▶ _What is expected_:
Work out how many lines of the material below mention the word "Luminosity"; reply with the number only.

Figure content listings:
----

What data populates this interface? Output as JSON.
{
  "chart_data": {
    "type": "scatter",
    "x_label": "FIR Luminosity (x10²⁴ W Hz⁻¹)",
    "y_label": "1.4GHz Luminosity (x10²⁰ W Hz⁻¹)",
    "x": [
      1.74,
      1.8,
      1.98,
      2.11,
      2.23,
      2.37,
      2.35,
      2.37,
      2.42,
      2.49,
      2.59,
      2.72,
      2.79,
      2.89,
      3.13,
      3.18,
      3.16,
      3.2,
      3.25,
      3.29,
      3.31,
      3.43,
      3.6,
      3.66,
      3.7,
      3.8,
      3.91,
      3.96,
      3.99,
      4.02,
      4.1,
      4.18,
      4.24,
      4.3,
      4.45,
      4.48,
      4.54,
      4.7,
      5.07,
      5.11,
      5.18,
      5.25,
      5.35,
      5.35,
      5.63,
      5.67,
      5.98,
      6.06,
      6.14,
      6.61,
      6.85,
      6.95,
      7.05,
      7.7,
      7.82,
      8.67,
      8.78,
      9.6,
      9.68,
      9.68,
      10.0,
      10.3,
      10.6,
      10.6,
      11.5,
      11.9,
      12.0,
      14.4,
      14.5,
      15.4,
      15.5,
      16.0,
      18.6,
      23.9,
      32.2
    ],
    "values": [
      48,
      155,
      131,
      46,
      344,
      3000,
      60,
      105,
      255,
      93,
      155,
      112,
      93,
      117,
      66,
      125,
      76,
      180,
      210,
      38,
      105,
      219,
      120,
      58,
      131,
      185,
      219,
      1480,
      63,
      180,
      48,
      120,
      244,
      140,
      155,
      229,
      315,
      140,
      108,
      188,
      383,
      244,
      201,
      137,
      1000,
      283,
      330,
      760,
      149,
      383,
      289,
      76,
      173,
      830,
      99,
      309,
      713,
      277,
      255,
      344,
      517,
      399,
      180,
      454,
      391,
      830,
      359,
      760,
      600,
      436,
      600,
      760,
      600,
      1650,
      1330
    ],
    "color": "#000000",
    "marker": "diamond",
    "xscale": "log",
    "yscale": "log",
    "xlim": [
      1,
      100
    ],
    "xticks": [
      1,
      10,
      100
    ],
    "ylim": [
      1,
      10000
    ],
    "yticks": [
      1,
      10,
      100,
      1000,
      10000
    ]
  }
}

----

▶ _Exercise answer_:
2